-- Start EXERCISE DATA --

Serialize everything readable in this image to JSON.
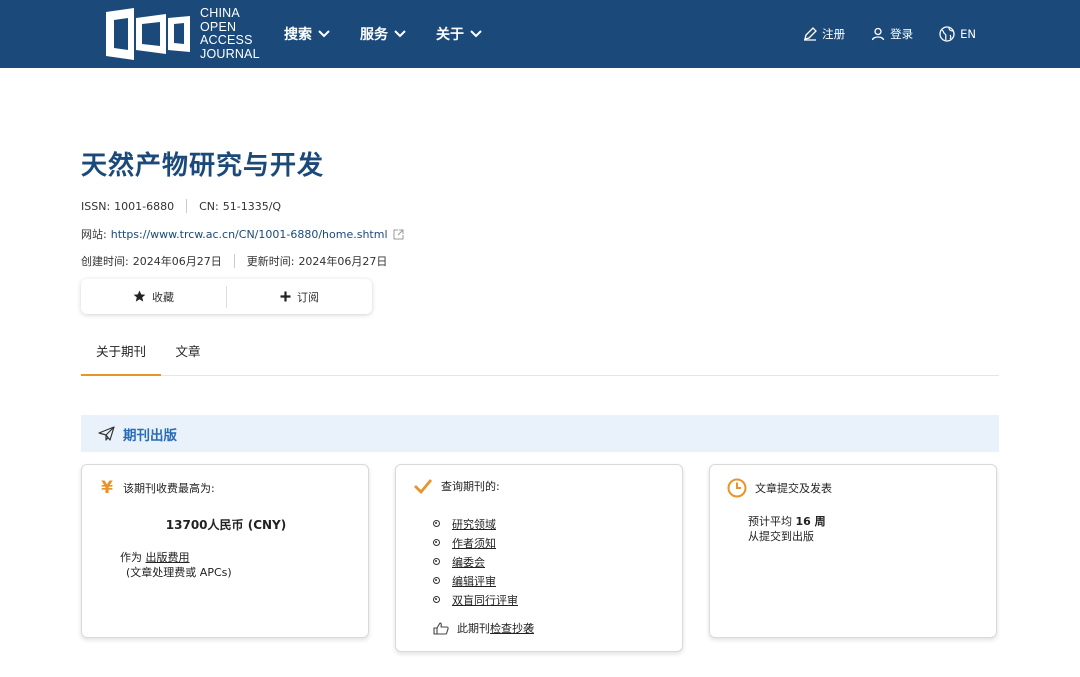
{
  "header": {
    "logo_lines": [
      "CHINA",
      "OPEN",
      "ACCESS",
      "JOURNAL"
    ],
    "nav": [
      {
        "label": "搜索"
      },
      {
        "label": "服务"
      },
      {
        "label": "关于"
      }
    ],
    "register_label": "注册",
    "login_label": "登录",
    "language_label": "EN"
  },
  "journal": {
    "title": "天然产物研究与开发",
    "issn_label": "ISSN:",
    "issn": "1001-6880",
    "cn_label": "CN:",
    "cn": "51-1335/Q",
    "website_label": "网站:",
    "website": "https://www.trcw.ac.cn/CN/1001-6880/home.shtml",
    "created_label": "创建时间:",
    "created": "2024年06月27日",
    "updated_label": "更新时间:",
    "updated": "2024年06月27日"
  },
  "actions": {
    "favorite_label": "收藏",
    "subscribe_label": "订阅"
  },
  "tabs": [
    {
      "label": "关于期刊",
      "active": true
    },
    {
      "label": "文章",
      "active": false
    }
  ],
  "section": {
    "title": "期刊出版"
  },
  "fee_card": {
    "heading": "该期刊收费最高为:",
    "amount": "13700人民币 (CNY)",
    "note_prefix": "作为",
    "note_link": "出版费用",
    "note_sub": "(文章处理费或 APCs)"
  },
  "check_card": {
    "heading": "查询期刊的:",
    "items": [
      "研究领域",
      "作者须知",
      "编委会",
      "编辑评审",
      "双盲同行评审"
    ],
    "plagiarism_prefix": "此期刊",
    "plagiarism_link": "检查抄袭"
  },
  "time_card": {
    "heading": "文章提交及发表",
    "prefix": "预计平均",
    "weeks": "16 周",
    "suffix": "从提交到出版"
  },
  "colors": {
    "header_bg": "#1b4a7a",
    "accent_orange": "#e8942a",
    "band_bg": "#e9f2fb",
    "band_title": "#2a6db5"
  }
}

-- End EXERCISE DATA --

**TO DO**
Transcribe every record above exactly, leaving out the pictures.

**ANSWER BELOW**
Serialize everything readable in this image to JSON.
{
  "header": {
    "logo_lines": [
      "CHINA",
      "OPEN",
      "ACCESS",
      "JOURNAL"
    ],
    "nav": [
      {
        "label": "搜索"
      },
      {
        "label": "服务"
      },
      {
        "label": "关于"
      }
    ],
    "register_label": "注册",
    "login_label": "登录",
    "language_label": "EN"
  },
  "journal": {
    "title": "天然产物研究与开发",
    "issn_label": "ISSN:",
    "issn": "1001-6880",
    "cn_label": "CN:",
    "cn": "51-1335/Q",
    "website_label": "网站:",
    "website": "https://www.trcw.ac.cn/CN/1001-6880/home.shtml",
    "created_label": "创建时间:",
    "created": "2024年06月27日",
    "updated_label": "更新时间:",
    "updated": "2024年06月27日"
  },
  "actions": {
    "favorite_label": "收藏",
    "subscribe_label": "订阅"
  },
  "tabs": [
    {
      "label": "关于期刊",
      "active": true
    },
    {
      "label": "文章",
      "active": false
    }
  ],
  "section": {
    "title": "期刊出版"
  },
  "fee_card": {
    "heading": "该期刊收费最高为:",
    "amount": "13700人民币 (CNY)",
    "note_prefix": "作为",
    "note_link": "出版费用",
    "note_sub": "(文章处理费或 APCs)"
  },
  "check_card": {
    "heading": "查询期刊的:",
    "items": [
      "研究领域",
      "作者须知",
      "编委会",
      "编辑评审",
      "双盲同行评审"
    ],
    "plagiarism_prefix": "此期刊",
    "plagiarism_link": "检查抄袭"
  },
  "time_card": {
    "heading": "文章提交及发表",
    "prefix": "预计平均",
    "weeks": "16 周",
    "suffix": "从提交到出版"
  },
  "colors": {
    "header_bg": "#1b4a7a",
    "accent_orange": "#e8942a",
    "band_bg": "#e9f2fb",
    "band_title": "#2a6db5"
  }
}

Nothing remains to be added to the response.